-------- Information provided --------

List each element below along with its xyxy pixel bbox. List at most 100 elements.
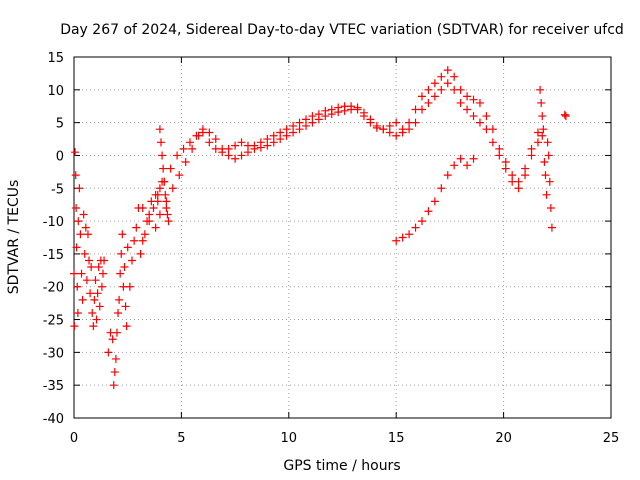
data-point: [263, 135, 272, 144]
data-point: [430, 197, 439, 206]
data-point: [250, 141, 259, 150]
series-spike-near-4h: [155, 125, 173, 226]
data-point: [75, 184, 84, 193]
data-point: [411, 105, 420, 114]
data-point: [430, 79, 439, 88]
data-point: [537, 98, 546, 107]
data-point: [450, 72, 459, 81]
data-point: [437, 72, 446, 81]
data-point: [112, 328, 121, 337]
data-point: [231, 141, 240, 150]
data-point: [115, 295, 124, 304]
data-point: [424, 207, 433, 216]
data-point: [521, 164, 530, 173]
data-point: [231, 154, 240, 163]
data-point: [424, 98, 433, 107]
data-point: [501, 158, 510, 167]
data-point: [469, 95, 478, 104]
data-point: [437, 184, 446, 193]
y-tick-label: 10: [47, 84, 64, 99]
data-point: [398, 125, 407, 134]
data-point: [114, 308, 123, 317]
data-point: [392, 236, 401, 245]
data-point: [88, 308, 97, 317]
data-point: [92, 315, 101, 324]
data-point: [109, 381, 118, 390]
data-point: [539, 125, 548, 134]
data-point: [308, 112, 317, 121]
data-point: [188, 144, 197, 153]
data-point: [76, 230, 85, 239]
data-point: [424, 85, 433, 94]
data-point: [211, 135, 220, 144]
data-point: [543, 138, 552, 147]
data-point: [561, 112, 570, 121]
data-point: [97, 282, 106, 291]
data-point: [81, 223, 90, 232]
data-point: [450, 161, 459, 170]
data-point: [282, 125, 291, 134]
data-point: [456, 98, 465, 107]
data-point: [161, 190, 170, 199]
data-point: [127, 256, 136, 265]
data-point: [130, 236, 139, 245]
data-point: [469, 154, 478, 163]
x-tick-label: 10: [281, 431, 298, 446]
series-post-21h-scatter: [536, 85, 570, 232]
series-early-scatter-a: [70, 148, 109, 331]
data-point: [168, 184, 177, 193]
data-point: [542, 190, 551, 199]
data-point: [417, 92, 426, 101]
data-point: [173, 151, 182, 160]
series-early-scatter-b: [104, 177, 167, 390]
x-tick-label: 25: [603, 431, 620, 446]
data-point: [205, 138, 214, 147]
y-tick-label: -40: [43, 412, 64, 427]
data-point: [72, 203, 81, 212]
data-point: [78, 295, 87, 304]
data-point: [372, 123, 381, 132]
data-point: [536, 85, 545, 94]
data-point: [456, 154, 465, 163]
data-point: [475, 98, 484, 107]
data-point: [443, 79, 452, 88]
data-point: [158, 151, 167, 160]
data-point: [488, 125, 497, 134]
x-tick-label: 15: [388, 431, 405, 446]
data-point: [540, 158, 549, 167]
data-point: [140, 230, 149, 239]
data-point: [155, 210, 164, 219]
data-point: [110, 368, 119, 377]
data-point: [495, 144, 504, 153]
axis-ticks: [73, 56, 612, 419]
data-point: [122, 322, 131, 331]
data-point: [430, 92, 439, 101]
data-point: [547, 223, 556, 232]
data-point: [327, 105, 336, 114]
data-point: [111, 354, 120, 363]
y-tick-label: 5: [56, 117, 64, 132]
data-point: [123, 243, 132, 252]
data-point: [162, 197, 171, 206]
data-point: [108, 335, 117, 344]
data-point: [74, 217, 83, 226]
data-point: [90, 295, 99, 304]
y-tick-label: -5: [51, 182, 64, 197]
data-point: [121, 302, 130, 311]
data-point: [443, 66, 452, 75]
plot-frame: [73, 56, 612, 419]
data-point: [151, 223, 160, 232]
data-point: [95, 302, 104, 311]
data-point: [85, 256, 94, 265]
data-point: [533, 138, 542, 147]
data-point: [443, 171, 452, 180]
data-point: [366, 118, 375, 127]
data-point: [482, 112, 491, 121]
data-point: [379, 125, 388, 134]
data-point: [560, 110, 569, 119]
data-point: [508, 171, 517, 180]
data-point: [456, 85, 465, 94]
series-evening-branch: [392, 154, 478, 245]
y-tick-label: -30: [43, 346, 64, 361]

--------

Direction.
Reproduce every line of the records above verbatim, leaving the pictures out of your answer.

Task answer.
List each element below along with its xyxy pixel bbox. List at most 100 elements.
data-point: [263, 135, 272, 144]
data-point: [430, 197, 439, 206]
data-point: [250, 141, 259, 150]
series-spike-near-4h: [155, 125, 173, 226]
data-point: [75, 184, 84, 193]
data-point: [411, 105, 420, 114]
data-point: [430, 79, 439, 88]
data-point: [537, 98, 546, 107]
data-point: [450, 72, 459, 81]
data-point: [437, 72, 446, 81]
data-point: [112, 328, 121, 337]
data-point: [231, 141, 240, 150]
data-point: [115, 295, 124, 304]
data-point: [424, 207, 433, 216]
data-point: [521, 164, 530, 173]
data-point: [231, 154, 240, 163]
data-point: [424, 98, 433, 107]
data-point: [501, 158, 510, 167]
data-point: [469, 95, 478, 104]
data-point: [437, 184, 446, 193]
y-tick-label: 10: [47, 84, 64, 99]
data-point: [398, 125, 407, 134]
data-point: [114, 308, 123, 317]
data-point: [392, 236, 401, 245]
data-point: [88, 308, 97, 317]
data-point: [92, 315, 101, 324]
data-point: [109, 381, 118, 390]
data-point: [539, 125, 548, 134]
data-point: [308, 112, 317, 121]
data-point: [188, 144, 197, 153]
data-point: [76, 230, 85, 239]
data-point: [424, 85, 433, 94]
data-point: [211, 135, 220, 144]
data-point: [543, 138, 552, 147]
data-point: [561, 112, 570, 121]
data-point: [97, 282, 106, 291]
data-point: [81, 223, 90, 232]
data-point: [450, 161, 459, 170]
data-point: [282, 125, 291, 134]
data-point: [456, 98, 465, 107]
data-point: [161, 190, 170, 199]
data-point: [127, 256, 136, 265]
data-point: [130, 236, 139, 245]
data-point: [469, 154, 478, 163]
x-tick-label: 10: [281, 431, 298, 446]
series-post-21h-scatter: [536, 85, 570, 232]
series-early-scatter-a: [70, 148, 109, 331]
data-point: [168, 184, 177, 193]
data-point: [542, 190, 551, 199]
data-point: [417, 92, 426, 101]
data-point: [173, 151, 182, 160]
series-early-scatter-b: [104, 177, 167, 390]
x-tick-label: 25: [603, 431, 620, 446]
data-point: [205, 138, 214, 147]
y-tick-label: -40: [43, 412, 64, 427]
data-point: [72, 203, 81, 212]
data-point: [78, 295, 87, 304]
data-point: [372, 123, 381, 132]
data-point: [536, 85, 545, 94]
data-point: [456, 154, 465, 163]
data-point: [475, 98, 484, 107]
data-point: [443, 79, 452, 88]
data-point: [158, 151, 167, 160]
data-point: [488, 125, 497, 134]
x-tick-label: 15: [388, 431, 405, 446]
data-point: [540, 158, 549, 167]
data-point: [140, 230, 149, 239]
data-point: [155, 210, 164, 219]
data-point: [110, 368, 119, 377]
data-point: [495, 144, 504, 153]
axis-ticks: [73, 56, 612, 419]
data-point: [122, 322, 131, 331]
data-point: [430, 92, 439, 101]
data-point: [547, 223, 556, 232]
data-point: [327, 105, 336, 114]
data-point: [111, 354, 120, 363]
y-tick-label: 5: [56, 117, 64, 132]
data-point: [123, 243, 132, 252]
data-point: [162, 197, 171, 206]
data-point: [108, 335, 117, 344]
data-point: [74, 217, 83, 226]
data-point: [90, 295, 99, 304]
y-tick-label: -5: [51, 182, 64, 197]
data-point: [121, 302, 130, 311]
data-point: [443, 66, 452, 75]
plot-frame: [73, 56, 612, 419]
data-point: [151, 223, 160, 232]
data-point: [95, 302, 104, 311]
data-point: [85, 256, 94, 265]
data-point: [533, 138, 542, 147]
data-point: [443, 171, 452, 180]
data-point: [366, 118, 375, 127]
data-point: [482, 112, 491, 121]
data-point: [379, 125, 388, 134]
data-point: [560, 110, 569, 119]
data-point: [508, 171, 517, 180]
data-point: [456, 85, 465, 94]
series-evening-branch: [392, 154, 478, 245]
y-tick-label: -30: [43, 346, 64, 361]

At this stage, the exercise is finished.